▸ **Exercise set**:
1 > Could you extract everything from "Boeing Co., No." down to "2004); Anderson v." in the prejudgment interest passage?
2 > Can you condense the paragraph in the prejudgment interest passage that begins "Defendant does not dispute" into a short bulleted list that keeps its main facts?

Defendant does not dispute that plaintiff is entitled to prejudgment interest on the
back pay award. (ECF 108 at p. 2.) However, the parties do not agree on the method to
be used to calculate prejudgment interest. Plaintiff argues that the Court should award
prejudgment interest at Pennsylvania’s legal interest rate of 6% as set forth in 41 P.S. §
202. Defendant counters that the Court should award prejudgment interest at the rate
contained in the federal post-judgment interest rate statute, 28 U.S.C. § 1961(a), which
equals the Federal Reserve “weekly average 1-year constant maturity Treasury yield.” 28
U.S.C. § 1961(a). The difference is significant because under plaintiff’s method, plaintiff
would be entitled to $17,280 in pre-judgment interest, while under defendant’s method
plaintiff would be entitled to $854.49.
The decision to award prejudgment interest is in the sound discretion of the trial
court. Booker v. Taylor Milk Co., 64 F. 3d 860, 868 (3d Cir. 1995). Awarding
prejudgment interest “serves to compensate a plaintiff for the loss of the use of money
that the plaintiff would otherwise have earned had he not been unjustly discharged.” Id.
There is a “strong presumption in favor of awarding prejudgment interest, except where
the award would result in unusual inequities.” Id
Our Court of Appeals has stated that in awarding prejudgment interest a district
court “may be guided by the rate set out in 28 U.S.C. § 1961.” Sun Ship, Inc. v. Matson
Navigation, Co., 785 F. 2d 59, 63 (3d Cir. 1986). Indeed, this Court has repeatedly used
the post-judgment interest statute to calculate an award of prejudgment interest on back
pay in ADEA cases. See, e.g., O’Neill v. Sears Roebuck and Co., 108 F. Supp. 2d 443,
446 (E.D. Pa. 2000); Becker v. ARCO Chem. Co., 15 F. Supp. 2d 621 (E.D. Pa. 1998);
Young v. Lukens Steel Co., 881 F. Supp. 962, 977 (E.D. Pa. 1994); Argue v. David Davis
Enterprises, Inc., No. 02-951, 2009 WL 750197 (E.D. Pa. Mar. 20, 2009); Tomasso v.
Boeing Co., No. 03-4220, 2007 WL 2753171 (E.D. Pa. Sept. 21, 2007); Devore v. City of
Phila., No. 00-3598, 2004 WL 834924 (E.D. Pa. Mar. 30, 2004); Anderson v.
Consolidated Rail Corp., No. 98-6043, 2000 WL 1622863 (E.D. Pa. Oct. 25, 2000).

▸ **Dataset records**:
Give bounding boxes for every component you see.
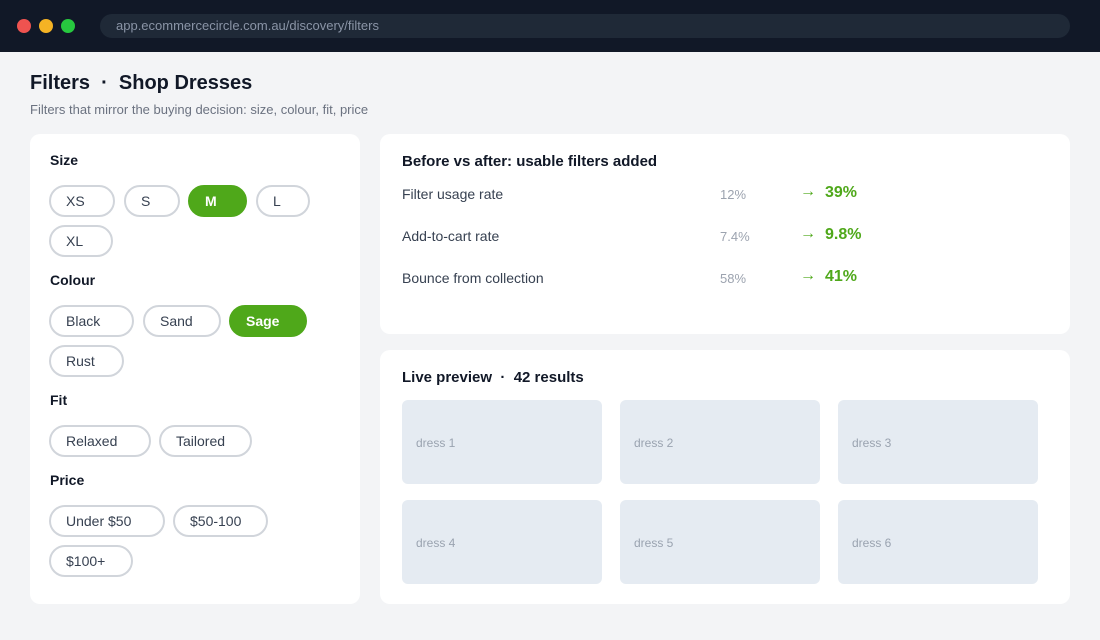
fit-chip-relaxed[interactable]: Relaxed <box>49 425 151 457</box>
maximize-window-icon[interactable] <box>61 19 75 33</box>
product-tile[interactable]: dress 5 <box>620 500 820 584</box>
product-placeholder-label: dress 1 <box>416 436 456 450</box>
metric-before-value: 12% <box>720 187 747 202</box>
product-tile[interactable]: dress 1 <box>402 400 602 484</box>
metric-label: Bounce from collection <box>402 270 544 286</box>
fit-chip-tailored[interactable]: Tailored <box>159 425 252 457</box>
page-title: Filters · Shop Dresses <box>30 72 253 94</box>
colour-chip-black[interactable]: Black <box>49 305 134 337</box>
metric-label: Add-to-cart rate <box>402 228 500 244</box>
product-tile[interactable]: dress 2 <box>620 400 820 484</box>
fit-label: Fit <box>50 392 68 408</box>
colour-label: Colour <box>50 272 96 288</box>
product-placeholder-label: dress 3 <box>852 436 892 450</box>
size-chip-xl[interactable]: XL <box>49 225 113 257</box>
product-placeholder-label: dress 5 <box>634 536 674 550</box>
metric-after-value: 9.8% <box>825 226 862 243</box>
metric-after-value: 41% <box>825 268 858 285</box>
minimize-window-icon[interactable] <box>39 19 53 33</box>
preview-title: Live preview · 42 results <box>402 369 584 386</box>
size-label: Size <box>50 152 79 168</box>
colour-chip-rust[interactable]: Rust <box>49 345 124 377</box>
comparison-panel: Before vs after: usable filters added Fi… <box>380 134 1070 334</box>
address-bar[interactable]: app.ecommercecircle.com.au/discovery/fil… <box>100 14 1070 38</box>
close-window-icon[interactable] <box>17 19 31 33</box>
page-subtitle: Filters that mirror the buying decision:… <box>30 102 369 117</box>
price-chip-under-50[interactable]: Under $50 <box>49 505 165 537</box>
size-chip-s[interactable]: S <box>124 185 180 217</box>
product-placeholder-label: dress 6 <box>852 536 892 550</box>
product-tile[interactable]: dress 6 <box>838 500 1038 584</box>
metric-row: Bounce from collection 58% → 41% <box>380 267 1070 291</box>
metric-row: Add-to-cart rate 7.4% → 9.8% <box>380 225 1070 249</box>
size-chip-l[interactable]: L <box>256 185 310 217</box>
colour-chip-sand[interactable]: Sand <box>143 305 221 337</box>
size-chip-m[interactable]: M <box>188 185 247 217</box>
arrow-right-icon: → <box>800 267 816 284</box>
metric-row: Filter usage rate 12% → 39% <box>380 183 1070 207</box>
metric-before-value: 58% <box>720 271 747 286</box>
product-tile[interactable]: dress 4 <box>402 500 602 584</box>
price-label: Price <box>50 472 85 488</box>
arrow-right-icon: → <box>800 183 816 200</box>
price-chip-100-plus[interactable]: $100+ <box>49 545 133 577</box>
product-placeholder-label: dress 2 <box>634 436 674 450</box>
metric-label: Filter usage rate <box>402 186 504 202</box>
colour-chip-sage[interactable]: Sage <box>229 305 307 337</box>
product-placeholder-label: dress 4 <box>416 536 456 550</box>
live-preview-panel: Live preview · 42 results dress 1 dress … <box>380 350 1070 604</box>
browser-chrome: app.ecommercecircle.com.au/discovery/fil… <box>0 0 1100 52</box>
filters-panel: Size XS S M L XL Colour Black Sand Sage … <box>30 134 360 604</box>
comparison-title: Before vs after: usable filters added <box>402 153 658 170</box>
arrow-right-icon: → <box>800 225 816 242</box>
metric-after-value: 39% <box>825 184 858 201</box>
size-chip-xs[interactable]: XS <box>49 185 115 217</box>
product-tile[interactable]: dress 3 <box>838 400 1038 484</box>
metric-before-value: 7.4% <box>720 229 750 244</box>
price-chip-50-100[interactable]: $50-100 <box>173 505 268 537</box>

▸ **Full answers**:
1 >
Boeing Co., No. 03-4220, 2007 WL 2753171 (E.D. Pa. Sept. 21, 2007); Devore v. City of
Phila., No. 00-3598, 2004 WL 834924 (E.D. Pa. Mar. 30, 2004); Anderson v.

2 >
- Defendant concedes that plaintiff is entitled to prejudgment interest on the back pay award (ECF 108 at p. 2). The parties disagree on how to calculate it.
- Plaintiff seeks Pennsylvania's 6% legal interest rate under 41 P.S. § 202. That rate would yield $17,280.
- Defendant seeks the federal post-judgment interest rate under 28 U.S.C. § 1961(a), which equals the Federal Reserve "weekly average 1-year constant maturity Treasury yield." That rate would yield $854.49.